▼

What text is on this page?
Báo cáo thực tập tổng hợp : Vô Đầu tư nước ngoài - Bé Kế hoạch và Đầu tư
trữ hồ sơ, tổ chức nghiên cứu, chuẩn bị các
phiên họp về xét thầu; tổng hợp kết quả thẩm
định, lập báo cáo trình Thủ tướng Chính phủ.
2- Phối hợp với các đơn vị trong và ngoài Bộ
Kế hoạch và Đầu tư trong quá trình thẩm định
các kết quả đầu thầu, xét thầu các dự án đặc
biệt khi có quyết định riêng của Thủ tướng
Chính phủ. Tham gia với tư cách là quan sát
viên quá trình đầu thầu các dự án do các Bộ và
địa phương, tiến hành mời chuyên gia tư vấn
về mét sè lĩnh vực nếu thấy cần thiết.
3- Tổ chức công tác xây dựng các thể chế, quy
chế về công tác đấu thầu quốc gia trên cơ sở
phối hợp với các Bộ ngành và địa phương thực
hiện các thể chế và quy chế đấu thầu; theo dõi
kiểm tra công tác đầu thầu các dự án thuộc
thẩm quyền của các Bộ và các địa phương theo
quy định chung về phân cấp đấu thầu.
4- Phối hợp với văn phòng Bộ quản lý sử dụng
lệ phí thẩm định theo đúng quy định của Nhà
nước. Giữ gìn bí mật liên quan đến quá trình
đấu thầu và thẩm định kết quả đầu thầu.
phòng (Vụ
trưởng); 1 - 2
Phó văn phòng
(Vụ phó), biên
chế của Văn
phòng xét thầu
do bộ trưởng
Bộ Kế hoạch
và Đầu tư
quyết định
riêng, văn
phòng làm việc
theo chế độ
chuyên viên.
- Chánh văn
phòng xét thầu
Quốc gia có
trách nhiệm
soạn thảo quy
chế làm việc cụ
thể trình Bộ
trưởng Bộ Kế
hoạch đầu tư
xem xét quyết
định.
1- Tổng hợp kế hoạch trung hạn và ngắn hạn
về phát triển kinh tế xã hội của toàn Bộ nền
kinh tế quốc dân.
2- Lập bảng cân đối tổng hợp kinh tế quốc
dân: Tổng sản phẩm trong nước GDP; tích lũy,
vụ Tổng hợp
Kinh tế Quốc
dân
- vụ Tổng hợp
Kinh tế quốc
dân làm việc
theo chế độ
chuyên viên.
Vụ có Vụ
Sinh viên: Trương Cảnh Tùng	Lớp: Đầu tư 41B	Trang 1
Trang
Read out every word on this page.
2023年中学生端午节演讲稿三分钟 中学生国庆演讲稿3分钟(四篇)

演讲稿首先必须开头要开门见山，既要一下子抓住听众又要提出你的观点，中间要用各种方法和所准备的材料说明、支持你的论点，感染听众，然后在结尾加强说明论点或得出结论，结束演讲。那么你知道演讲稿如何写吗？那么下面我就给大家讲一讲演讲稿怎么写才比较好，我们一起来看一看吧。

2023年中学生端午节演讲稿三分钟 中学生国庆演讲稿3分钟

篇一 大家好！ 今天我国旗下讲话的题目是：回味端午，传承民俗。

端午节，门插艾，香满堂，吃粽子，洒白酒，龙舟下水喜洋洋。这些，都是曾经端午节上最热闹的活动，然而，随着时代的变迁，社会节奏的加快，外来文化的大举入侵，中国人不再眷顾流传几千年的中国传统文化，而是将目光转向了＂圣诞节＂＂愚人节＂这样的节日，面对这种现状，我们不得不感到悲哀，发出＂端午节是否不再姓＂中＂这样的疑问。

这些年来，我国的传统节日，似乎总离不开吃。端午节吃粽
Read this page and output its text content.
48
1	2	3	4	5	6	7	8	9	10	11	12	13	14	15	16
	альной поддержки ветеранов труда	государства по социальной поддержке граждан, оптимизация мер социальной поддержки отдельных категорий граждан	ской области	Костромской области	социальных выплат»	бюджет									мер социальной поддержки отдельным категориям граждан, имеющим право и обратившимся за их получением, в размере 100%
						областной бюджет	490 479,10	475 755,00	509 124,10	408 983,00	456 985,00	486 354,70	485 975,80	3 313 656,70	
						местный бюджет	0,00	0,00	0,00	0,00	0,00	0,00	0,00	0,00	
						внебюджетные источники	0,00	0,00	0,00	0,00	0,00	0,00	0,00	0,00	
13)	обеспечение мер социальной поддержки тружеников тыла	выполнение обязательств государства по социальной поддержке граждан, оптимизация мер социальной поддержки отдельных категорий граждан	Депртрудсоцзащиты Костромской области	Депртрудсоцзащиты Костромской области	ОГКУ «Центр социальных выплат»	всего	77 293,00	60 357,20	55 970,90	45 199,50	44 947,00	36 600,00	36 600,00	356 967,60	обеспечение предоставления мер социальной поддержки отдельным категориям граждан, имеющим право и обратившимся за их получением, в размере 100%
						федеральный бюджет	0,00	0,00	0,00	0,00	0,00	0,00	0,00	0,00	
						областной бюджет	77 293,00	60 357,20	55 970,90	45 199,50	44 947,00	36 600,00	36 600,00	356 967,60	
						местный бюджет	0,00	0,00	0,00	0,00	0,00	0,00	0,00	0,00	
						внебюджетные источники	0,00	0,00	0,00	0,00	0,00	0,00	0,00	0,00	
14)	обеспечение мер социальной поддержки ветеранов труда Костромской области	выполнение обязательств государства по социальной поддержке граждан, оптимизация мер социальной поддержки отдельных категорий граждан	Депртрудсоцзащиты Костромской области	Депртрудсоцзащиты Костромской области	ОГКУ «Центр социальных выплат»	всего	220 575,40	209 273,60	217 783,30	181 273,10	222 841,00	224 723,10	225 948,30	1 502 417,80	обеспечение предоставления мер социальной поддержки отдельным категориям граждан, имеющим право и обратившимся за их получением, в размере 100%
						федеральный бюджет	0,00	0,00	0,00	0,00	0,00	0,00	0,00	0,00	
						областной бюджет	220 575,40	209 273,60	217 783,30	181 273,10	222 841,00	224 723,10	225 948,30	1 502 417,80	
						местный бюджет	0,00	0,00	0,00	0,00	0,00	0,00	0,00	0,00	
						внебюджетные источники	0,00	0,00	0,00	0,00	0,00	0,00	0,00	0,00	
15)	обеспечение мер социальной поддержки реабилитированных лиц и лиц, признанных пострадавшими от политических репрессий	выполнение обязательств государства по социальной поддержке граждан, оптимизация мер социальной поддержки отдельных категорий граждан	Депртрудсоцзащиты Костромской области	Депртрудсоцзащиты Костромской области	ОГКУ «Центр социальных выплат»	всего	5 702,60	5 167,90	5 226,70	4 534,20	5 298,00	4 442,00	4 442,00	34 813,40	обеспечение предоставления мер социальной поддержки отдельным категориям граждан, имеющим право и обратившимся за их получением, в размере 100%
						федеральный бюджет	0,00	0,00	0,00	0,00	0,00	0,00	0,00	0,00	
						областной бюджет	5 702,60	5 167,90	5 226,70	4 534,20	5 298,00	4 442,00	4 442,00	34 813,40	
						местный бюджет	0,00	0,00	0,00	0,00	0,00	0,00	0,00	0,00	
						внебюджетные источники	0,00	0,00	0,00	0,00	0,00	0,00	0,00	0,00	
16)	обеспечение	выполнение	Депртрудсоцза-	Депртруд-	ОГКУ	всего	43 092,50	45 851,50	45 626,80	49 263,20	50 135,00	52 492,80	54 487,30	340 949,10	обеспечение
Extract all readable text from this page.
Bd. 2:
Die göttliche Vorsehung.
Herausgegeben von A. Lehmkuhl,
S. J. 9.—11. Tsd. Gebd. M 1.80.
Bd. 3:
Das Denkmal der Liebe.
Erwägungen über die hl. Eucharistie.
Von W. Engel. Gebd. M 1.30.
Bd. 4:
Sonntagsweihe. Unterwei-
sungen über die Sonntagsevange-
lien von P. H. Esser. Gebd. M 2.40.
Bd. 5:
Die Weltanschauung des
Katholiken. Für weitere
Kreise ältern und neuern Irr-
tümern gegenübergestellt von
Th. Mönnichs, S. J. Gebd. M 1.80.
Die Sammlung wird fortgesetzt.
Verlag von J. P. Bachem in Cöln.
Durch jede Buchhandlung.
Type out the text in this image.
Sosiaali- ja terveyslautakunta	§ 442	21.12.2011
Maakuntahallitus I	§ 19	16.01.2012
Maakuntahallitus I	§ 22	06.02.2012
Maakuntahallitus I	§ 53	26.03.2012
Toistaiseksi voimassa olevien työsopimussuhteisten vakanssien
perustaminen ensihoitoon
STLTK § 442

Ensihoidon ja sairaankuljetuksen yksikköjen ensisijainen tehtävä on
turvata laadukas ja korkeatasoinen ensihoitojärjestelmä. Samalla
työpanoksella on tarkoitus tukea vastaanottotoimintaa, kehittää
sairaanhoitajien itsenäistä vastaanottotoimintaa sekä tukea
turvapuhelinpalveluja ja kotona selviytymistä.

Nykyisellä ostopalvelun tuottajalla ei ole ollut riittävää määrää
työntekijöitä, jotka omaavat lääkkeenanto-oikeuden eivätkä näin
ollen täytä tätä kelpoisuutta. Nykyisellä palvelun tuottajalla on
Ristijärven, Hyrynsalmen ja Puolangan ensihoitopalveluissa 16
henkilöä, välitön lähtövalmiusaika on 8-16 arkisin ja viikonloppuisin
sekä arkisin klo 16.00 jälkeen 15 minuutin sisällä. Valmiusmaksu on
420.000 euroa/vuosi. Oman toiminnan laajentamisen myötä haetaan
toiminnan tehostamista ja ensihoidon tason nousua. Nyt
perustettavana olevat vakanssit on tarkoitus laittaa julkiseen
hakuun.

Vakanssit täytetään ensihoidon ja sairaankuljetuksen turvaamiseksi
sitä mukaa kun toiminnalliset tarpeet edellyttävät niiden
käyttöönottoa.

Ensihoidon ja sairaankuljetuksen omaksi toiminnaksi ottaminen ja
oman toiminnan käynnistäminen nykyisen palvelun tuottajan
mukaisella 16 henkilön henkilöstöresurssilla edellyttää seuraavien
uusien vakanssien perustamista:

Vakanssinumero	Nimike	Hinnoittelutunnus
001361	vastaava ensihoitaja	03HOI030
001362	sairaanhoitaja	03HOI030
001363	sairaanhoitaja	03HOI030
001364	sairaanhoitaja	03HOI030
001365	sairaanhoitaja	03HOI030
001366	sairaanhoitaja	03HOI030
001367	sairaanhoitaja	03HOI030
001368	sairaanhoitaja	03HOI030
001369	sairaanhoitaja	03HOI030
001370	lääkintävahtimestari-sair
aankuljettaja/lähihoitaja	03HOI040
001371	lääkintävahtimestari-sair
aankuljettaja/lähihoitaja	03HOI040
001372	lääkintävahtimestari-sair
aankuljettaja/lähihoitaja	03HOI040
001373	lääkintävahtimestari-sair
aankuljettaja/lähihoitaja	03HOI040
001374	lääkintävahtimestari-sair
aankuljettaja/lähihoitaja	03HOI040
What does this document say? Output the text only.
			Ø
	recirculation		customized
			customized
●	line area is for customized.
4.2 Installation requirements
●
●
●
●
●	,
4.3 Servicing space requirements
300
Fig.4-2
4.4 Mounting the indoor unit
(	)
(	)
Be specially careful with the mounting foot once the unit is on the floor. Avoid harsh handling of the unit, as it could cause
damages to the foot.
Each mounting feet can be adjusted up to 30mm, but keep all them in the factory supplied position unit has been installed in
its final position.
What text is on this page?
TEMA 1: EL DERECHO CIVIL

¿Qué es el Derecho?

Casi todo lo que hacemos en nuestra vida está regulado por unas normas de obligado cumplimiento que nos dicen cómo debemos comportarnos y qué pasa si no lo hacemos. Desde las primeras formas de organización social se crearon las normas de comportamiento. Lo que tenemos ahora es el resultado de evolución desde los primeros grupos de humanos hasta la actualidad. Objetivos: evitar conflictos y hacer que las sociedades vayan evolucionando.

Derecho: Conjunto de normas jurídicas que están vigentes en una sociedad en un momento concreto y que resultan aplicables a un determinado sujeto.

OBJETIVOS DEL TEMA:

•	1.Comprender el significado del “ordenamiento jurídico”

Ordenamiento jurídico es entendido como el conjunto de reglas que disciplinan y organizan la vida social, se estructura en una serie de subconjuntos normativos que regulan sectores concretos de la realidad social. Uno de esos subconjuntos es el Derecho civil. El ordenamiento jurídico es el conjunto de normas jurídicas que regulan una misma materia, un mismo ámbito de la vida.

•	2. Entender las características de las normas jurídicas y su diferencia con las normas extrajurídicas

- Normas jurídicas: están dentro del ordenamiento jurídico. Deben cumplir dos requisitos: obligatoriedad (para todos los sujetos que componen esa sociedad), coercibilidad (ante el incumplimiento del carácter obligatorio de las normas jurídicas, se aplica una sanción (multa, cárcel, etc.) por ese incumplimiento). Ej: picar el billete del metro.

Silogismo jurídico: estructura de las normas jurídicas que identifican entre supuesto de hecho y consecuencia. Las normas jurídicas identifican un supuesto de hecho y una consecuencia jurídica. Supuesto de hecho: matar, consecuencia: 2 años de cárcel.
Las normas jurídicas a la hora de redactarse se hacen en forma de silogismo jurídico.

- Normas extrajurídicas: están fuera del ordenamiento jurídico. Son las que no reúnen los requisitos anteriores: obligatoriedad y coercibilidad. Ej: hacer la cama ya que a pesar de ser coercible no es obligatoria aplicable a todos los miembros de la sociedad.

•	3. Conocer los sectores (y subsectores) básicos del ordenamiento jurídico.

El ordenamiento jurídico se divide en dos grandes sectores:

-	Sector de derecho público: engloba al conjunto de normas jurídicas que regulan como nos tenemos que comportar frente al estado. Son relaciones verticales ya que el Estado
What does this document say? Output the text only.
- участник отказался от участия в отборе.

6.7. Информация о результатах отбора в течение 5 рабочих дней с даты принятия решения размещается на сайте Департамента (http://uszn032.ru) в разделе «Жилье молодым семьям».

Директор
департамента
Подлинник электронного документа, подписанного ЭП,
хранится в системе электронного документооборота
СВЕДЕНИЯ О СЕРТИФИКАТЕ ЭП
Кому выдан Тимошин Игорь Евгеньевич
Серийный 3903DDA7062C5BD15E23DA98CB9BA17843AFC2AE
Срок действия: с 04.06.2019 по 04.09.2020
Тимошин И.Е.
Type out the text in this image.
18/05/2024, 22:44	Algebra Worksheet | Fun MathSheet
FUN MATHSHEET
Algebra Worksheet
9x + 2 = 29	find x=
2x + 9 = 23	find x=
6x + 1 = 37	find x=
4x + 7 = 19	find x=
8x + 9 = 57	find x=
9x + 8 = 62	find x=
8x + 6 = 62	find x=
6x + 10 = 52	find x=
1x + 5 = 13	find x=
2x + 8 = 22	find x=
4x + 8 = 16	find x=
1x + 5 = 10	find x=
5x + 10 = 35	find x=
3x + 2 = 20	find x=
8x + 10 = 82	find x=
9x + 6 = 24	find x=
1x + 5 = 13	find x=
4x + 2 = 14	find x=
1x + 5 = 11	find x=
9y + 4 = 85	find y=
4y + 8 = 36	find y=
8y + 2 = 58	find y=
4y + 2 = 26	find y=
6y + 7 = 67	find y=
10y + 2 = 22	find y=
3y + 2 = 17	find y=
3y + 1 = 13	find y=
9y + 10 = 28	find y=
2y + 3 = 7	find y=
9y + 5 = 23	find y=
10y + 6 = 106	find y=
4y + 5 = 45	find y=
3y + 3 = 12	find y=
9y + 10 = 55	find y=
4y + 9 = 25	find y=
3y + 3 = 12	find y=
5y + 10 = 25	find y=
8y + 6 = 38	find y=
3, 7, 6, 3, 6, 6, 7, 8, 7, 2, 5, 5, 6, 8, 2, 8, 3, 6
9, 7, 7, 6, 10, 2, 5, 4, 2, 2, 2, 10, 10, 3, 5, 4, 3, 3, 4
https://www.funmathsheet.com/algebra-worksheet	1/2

▲

TO DO >>
Say the number of lines in the listing that hold "sekä", with no added words.

FINISHED ANSWER >>
2